• **What you need to do**
Give the listing below again in full, exactly as written.

• **Records**
........

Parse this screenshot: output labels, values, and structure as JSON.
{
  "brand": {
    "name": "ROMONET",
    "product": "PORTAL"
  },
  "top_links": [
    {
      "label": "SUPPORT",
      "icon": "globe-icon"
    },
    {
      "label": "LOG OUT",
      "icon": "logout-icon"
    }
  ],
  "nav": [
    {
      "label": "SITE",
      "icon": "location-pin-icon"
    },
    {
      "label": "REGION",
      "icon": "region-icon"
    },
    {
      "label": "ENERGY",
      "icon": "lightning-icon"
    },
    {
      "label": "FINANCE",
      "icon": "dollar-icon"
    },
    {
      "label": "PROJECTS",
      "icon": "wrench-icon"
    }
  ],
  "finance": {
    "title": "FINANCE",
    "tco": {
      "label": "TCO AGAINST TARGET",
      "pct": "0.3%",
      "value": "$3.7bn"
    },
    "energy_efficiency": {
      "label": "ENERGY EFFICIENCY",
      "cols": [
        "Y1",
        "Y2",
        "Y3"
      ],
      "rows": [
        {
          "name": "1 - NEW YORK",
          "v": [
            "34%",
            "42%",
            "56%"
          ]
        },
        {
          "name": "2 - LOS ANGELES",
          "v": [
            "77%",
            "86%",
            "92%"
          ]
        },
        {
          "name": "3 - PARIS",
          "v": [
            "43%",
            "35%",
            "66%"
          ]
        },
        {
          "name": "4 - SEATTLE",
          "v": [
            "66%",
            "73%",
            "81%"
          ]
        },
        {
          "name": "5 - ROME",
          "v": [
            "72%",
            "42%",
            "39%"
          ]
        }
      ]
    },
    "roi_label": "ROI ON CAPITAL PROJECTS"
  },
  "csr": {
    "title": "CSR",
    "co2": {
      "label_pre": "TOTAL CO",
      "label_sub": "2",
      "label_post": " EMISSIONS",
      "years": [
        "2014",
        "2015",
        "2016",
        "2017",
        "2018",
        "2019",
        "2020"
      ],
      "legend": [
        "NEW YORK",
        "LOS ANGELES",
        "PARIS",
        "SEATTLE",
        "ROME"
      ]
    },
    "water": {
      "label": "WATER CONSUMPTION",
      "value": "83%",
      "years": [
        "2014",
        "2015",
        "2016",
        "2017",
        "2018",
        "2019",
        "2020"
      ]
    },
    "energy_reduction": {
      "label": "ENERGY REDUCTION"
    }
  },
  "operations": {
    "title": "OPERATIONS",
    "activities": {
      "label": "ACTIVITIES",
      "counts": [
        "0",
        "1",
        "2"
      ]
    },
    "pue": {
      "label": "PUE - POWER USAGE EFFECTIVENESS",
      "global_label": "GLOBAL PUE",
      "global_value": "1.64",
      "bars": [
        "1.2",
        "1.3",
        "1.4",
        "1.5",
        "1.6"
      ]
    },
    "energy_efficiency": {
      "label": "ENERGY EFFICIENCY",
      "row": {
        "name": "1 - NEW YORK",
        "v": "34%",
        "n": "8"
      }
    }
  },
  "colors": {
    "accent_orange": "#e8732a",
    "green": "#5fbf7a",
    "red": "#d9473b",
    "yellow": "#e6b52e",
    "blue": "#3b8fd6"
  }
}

........

• **Final result**
Parse this screenshot: output labels, values, and structure as JSON.
{
  "brand": {
    "name": "ROMONET",
    "product": "PORTAL"
  },
  "top_links": [
    {
      "label": "SUPPORT",
      "icon": "globe-icon"
    },
    {
      "label": "LOG OUT",
      "icon": "logout-icon"
    }
  ],
  "nav": [
    {
      "label": "SITE",
      "icon": "location-pin-icon"
    },
    {
      "label": "REGION",
      "icon": "region-icon"
    },
    {
      "label": "ENERGY",
      "icon": "lightning-icon"
    },
    {
      "label": "FINANCE",
      "icon": "dollar-icon"
    },
    {
      "label": "PROJECTS",
      "icon": "wrench-icon"
    }
  ],
  "finance": {
    "title": "FINANCE",
    "tco": {
      "label": "TCO AGAINST TARGET",
      "pct": "0.3%",
      "value": "$3.7bn"
    },
    "energy_efficiency": {
      "label": "ENERGY EFFICIENCY",
      "cols": [
        "Y1",
        "Y2",
        "Y3"
      ],
      "rows": [
        {
          "name": "1 - NEW YORK",
          "v": [
            "34%",
            "42%",
            "56%"
          ]
        },
        {
          "name": "2 - LOS ANGELES",
          "v": [
            "77%",
            "86%",
            "92%"
          ]
        },
        {
          "name": "3 - PARIS",
          "v": [
            "43%",
            "35%",
            "66%"
          ]
        },
        {
          "name": "4 - SEATTLE",
          "v": [
            "66%",
            "73%",
            "81%"
          ]
        },
        {
          "name": "5 - ROME",
          "v": [
            "72%",
            "42%",
            "39%"
          ]
        }
      ]
    },
    "roi_label": "ROI ON CAPITAL PROJECTS"
  },
  "csr": {
    "title": "CSR",
    "co2": {
      "label_pre": "TOTAL CO",
      "label_sub": "2",
      "label_post": " EMISSIONS",
      "years": [
        "2014",
        "2015",
        "2016",
        "2017",
        "2018",
        "2019",
        "2020"
      ],
      "legend": [
        "NEW YORK",
        "LOS ANGELES",
        "PARIS",
        "SEATTLE",
        "ROME"
      ]
    },
    "water": {
      "label": "WATER CONSUMPTION",
      "value": "83%",
      "years": [
        "2014",
        "2015",
        "2016",
        "2017",
        "2018",
        "2019",
        "2020"
      ]
    },
    "energy_reduction": {
      "label": "ENERGY REDUCTION"
    }
  },
  "operations": {
    "title": "OPERATIONS",
    "activities": {
      "label": "ACTIVITIES",
      "counts": [
        "0",
        "1",
        "2"
      ]
    },
    "pue": {
      "label": "PUE - POWER USAGE EFFECTIVENESS",
      "global_label": "GLOBAL PUE",
      "global_value": "1.64",
      "bars": [
        "1.2",
        "1.3",
        "1.4",
        "1.5",
        "1.6"
      ]
    },
    "energy_efficiency": {
      "label": "ENERGY EFFICIENCY",
      "row": {
        "name": "1 - NEW YORK",
        "v": "34%",
        "n": "8"
      }
    }
  },
  "colors": {
    "accent_orange": "#e8732a",
    "green": "#5fbf7a",
    "red": "#d9473b",
    "yellow": "#e6b52e",
    "blue": "#3b8fd6"
  }
}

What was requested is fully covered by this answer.